*Provided records*.
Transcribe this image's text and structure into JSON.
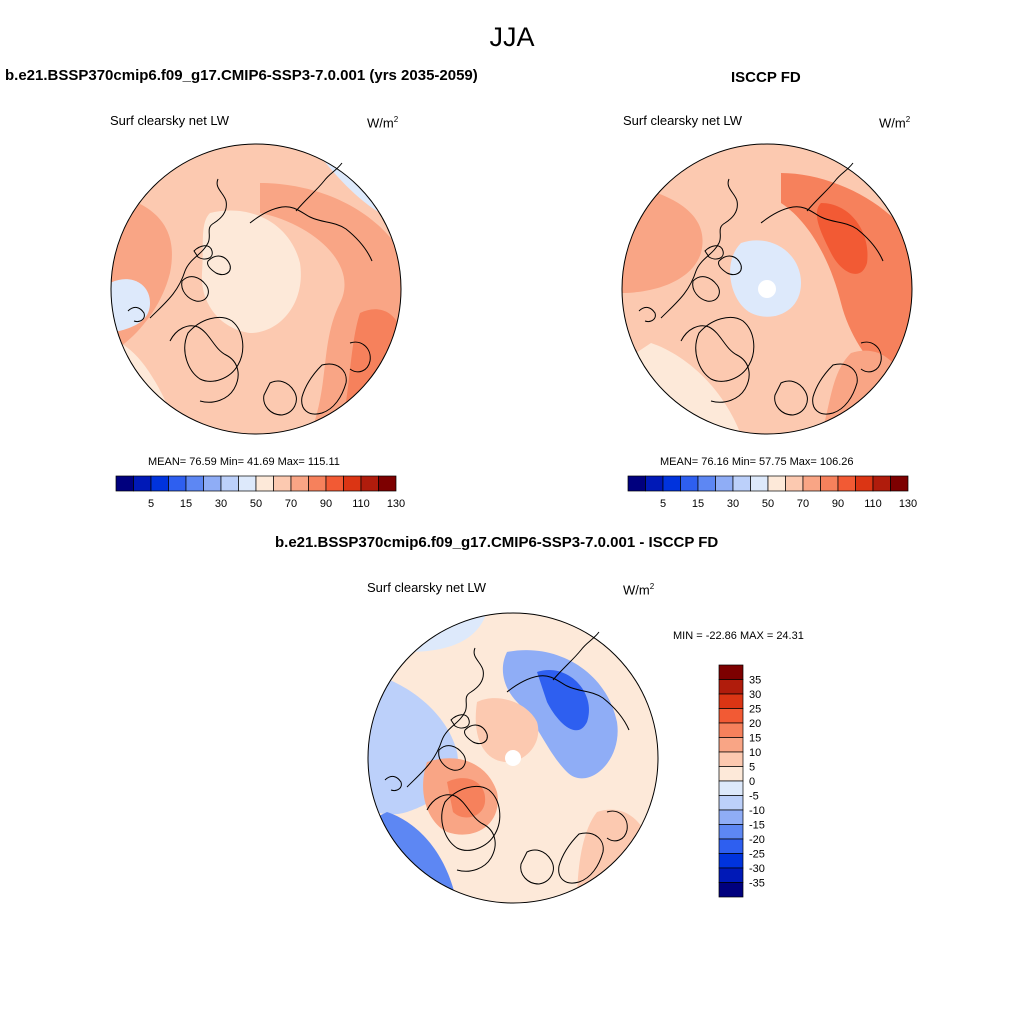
{
  "main_title": "JJA",
  "panels": [
    {
      "title": "b.e21.BSSP370cmip6.f09_g17.CMIP6-SSP3-7.0.001 (yrs 2035-2059)",
      "field": "Surf clearsky net LW",
      "units_base": "W/m",
      "units_exp": "2",
      "stats": "MEAN=  76.59  Min=  41.69  Max= 115.11",
      "colorbar_labels": [
        "5",
        "15",
        "30",
        "50",
        "70",
        "90",
        "110",
        "130"
      ]
    },
    {
      "title": "ISCCP FD",
      "field": "Surf clearsky net LW",
      "units_base": "W/m",
      "units_exp": "2",
      "stats": "MEAN=  76.16  Min=  57.75  Max= 106.26",
      "colorbar_labels": [
        "5",
        "15",
        "30",
        "50",
        "70",
        "90",
        "110",
        "130"
      ]
    },
    {
      "title": "b.e21.BSSP370cmip6.f09_g17.CMIP6-SSP3-7.0.001 - ISCCP FD",
      "field": "Surf clearsky net LW",
      "units_base": "W/m",
      "units_exp": "2",
      "stats": "MIN = -22.86 MAX =  24.31",
      "colorbar_labels": [
        "35",
        "30",
        "25",
        "20",
        "15",
        "10",
        "5",
        "0",
        "-5",
        "-10",
        "-15",
        "-20",
        "-25",
        "-30",
        "-35"
      ]
    }
  ],
  "colors": {
    "scale": [
      "#00007e",
      "#0019b7",
      "#0033dd",
      "#2e5ff0",
      "#5d87f3",
      "#8fadf6",
      "#bcd0fa",
      "#dde9fb",
      "#fde9d9",
      "#fcc9b0",
      "#f9a585",
      "#f6815c",
      "#f25a34",
      "#db3514",
      "#b01c0c",
      "#7d0000"
    ],
    "coast": "#000000"
  }
}
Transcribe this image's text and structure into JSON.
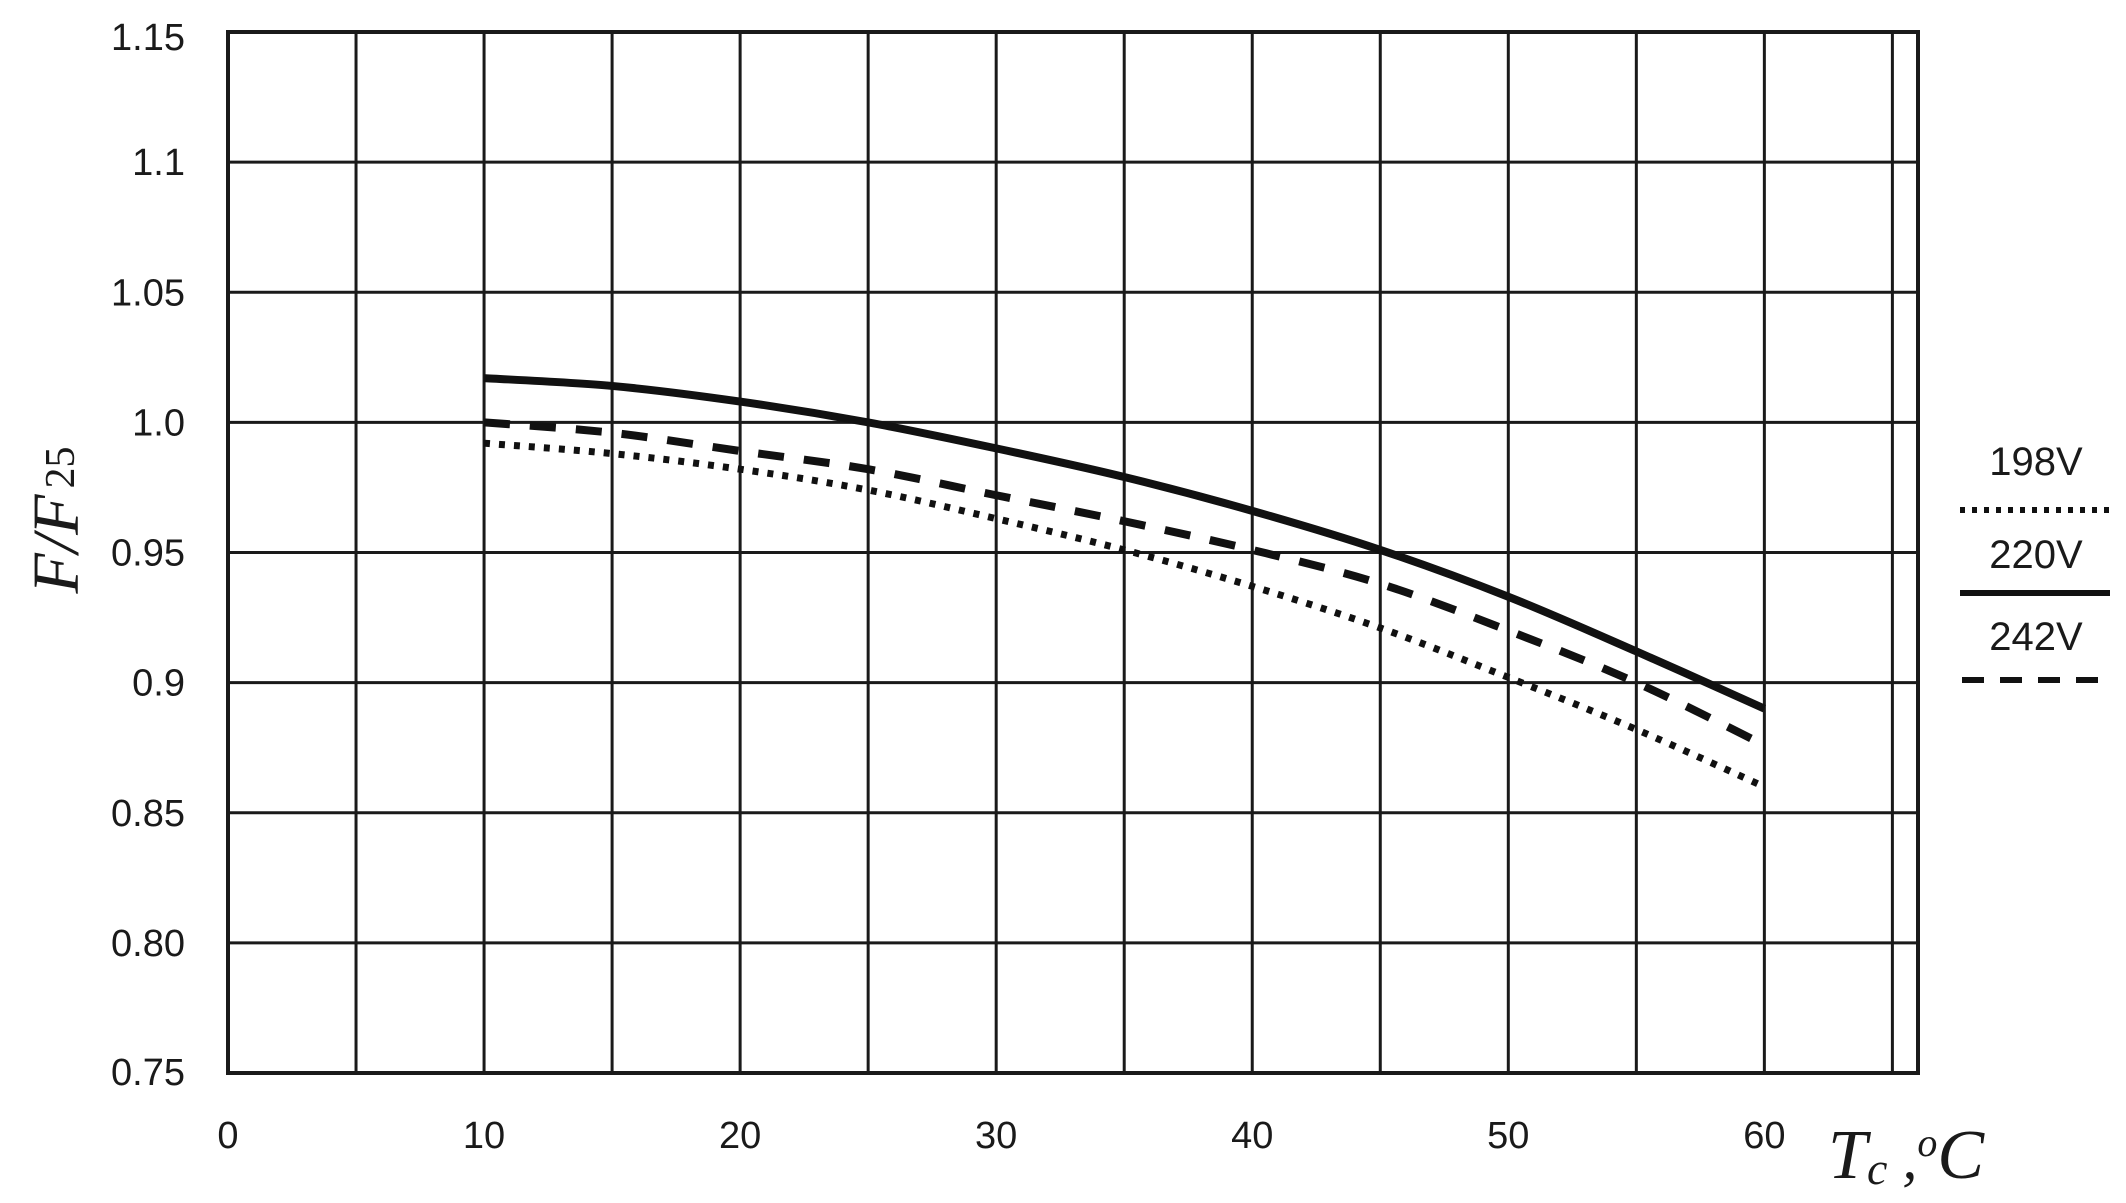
{
  "chart_data": {
    "type": "line",
    "xlabel": {
      "main": "T",
      "sub": "c",
      "sep": " ,",
      "sup": "o",
      "unit": "C"
    },
    "ylabel": {
      "main": "F/F",
      "sub": "25"
    },
    "x_ticks": [
      0,
      10,
      20,
      30,
      40,
      50,
      60
    ],
    "y_ticks": [
      "0.75",
      "0.80",
      "0.85",
      "0.9",
      "0.95",
      "1.0",
      "1.05",
      "1.1",
      "1.15"
    ],
    "xlim": [
      0,
      66
    ],
    "ylim": [
      0.75,
      1.15
    ],
    "grid": true,
    "legend_position": "right",
    "series": [
      {
        "name": "220V",
        "style": "solid",
        "x": [
          10,
          15,
          20,
          25,
          30,
          35,
          40,
          45,
          50,
          55,
          60
        ],
        "y": [
          1.017,
          1.014,
          1.008,
          1.0,
          0.99,
          0.979,
          0.966,
          0.951,
          0.933,
          0.912,
          0.89
        ]
      },
      {
        "name": "242V",
        "style": "dashed",
        "x": [
          10,
          15,
          20,
          25,
          30,
          35,
          40,
          45,
          50,
          55,
          60
        ],
        "y": [
          1.0,
          0.996,
          0.989,
          0.982,
          0.972,
          0.962,
          0.951,
          0.938,
          0.92,
          0.9,
          0.876
        ]
      },
      {
        "name": "198V",
        "style": "dotted",
        "x": [
          10,
          15,
          20,
          25,
          30,
          35,
          40,
          45,
          50,
          55,
          60
        ],
        "y": [
          0.992,
          0.988,
          0.982,
          0.974,
          0.963,
          0.951,
          0.937,
          0.921,
          0.902,
          0.882,
          0.86
        ]
      }
    ],
    "legend_order": [
      "198V",
      "220V",
      "242V"
    ]
  }
}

*Task instructions*. Copy the records above exactly. The pictures are not part of the copy.

*Solution to the exercise*.
Transcribe this image's text and structure into JSON.
{
  "main_title": "JJA",
  "panels": [
    {
      "title": "b.e21.BSSP370cmip6.f09_g17.CMIP6-SSP3-7.0.001 (yrs 2035-2059)",
      "field": "Surf clearsky net LW",
      "units_base": "W/m",
      "units_exp": "2",
      "stats": "MEAN=  76.59  Min=  41.69  Max= 115.11",
      "colorbar_labels": [
        "5",
        "15",
        "30",
        "50",
        "70",
        "90",
        "110",
        "130"
      ]
    },
    {
      "title": "ISCCP FD",
      "field": "Surf clearsky net LW",
      "units_base": "W/m",
      "units_exp": "2",
      "stats": "MEAN=  76.16  Min=  57.75  Max= 106.26",
      "colorbar_labels": [
        "5",
        "15",
        "30",
        "50",
        "70",
        "90",
        "110",
        "130"
      ]
    },
    {
      "title": "b.e21.BSSP370cmip6.f09_g17.CMIP6-SSP3-7.0.001 - ISCCP FD",
      "field": "Surf clearsky net LW",
      "units_base": "W/m",
      "units_exp": "2",
      "stats": "MIN = -22.86 MAX =  24.31",
      "colorbar_labels": [
        "35",
        "30",
        "25",
        "20",
        "15",
        "10",
        "5",
        "0",
        "-5",
        "-10",
        "-15",
        "-20",
        "-25",
        "-30",
        "-35"
      ]
    }
  ],
  "colors": {
    "scale": [
      "#00007e",
      "#0019b7",
      "#0033dd",
      "#2e5ff0",
      "#5d87f3",
      "#8fadf6",
      "#bcd0fa",
      "#dde9fb",
      "#fde9d9",
      "#fcc9b0",
      "#f9a585",
      "#f6815c",
      "#f25a34",
      "#db3514",
      "#b01c0c",
      "#7d0000"
    ],
    "coast": "#000000"
  }
}
Transcribe this image's text and structure into JSON.
{
  "chart_data": {
    "type": "line",
    "xlabel": {
      "main": "T",
      "sub": "c",
      "sep": " ,",
      "sup": "o",
      "unit": "C"
    },
    "ylabel": {
      "main": "F/F",
      "sub": "25"
    },
    "x_ticks": [
      0,
      10,
      20,
      30,
      40,
      50,
      60
    ],
    "y_ticks": [
      "0.75",
      "0.80",
      "0.85",
      "0.9",
      "0.95",
      "1.0",
      "1.05",
      "1.1",
      "1.15"
    ],
    "xlim": [
      0,
      66
    ],
    "ylim": [
      0.75,
      1.15
    ],
    "grid": true,
    "legend_position": "right",
    "series": [
      {
        "name": "220V",
        "style": "solid",
        "x": [
          10,
          15,
          20,
          25,
          30,
          35,
          40,
          45,
          50,
          55,
          60
        ],
        "y": [
          1.017,
          1.014,
          1.008,
          1.0,
          0.99,
          0.979,
          0.966,
          0.951,
          0.933,
          0.912,
          0.89
        ]
      },
      {
        "name": "242V",
        "style": "dashed",
        "x": [
          10,
          15,
          20,
          25,
          30,
          35,
          40,
          45,
          50,
          55,
          60
        ],
        "y": [
          1.0,
          0.996,
          0.989,
          0.982,
          0.972,
          0.962,
          0.951,
          0.938,
          0.92,
          0.9,
          0.876
        ]
      },
      {
        "name": "198V",
        "style": "dotted",
        "x": [
          10,
          15,
          20,
          25,
          30,
          35,
          40,
          45,
          50,
          55,
          60
        ],
        "y": [
          0.992,
          0.988,
          0.982,
          0.974,
          0.963,
          0.951,
          0.937,
          0.921,
          0.902,
          0.882,
          0.86
        ]
      }
    ],
    "legend_order": [
      "198V",
      "220V",
      "242V"
    ]
  }
}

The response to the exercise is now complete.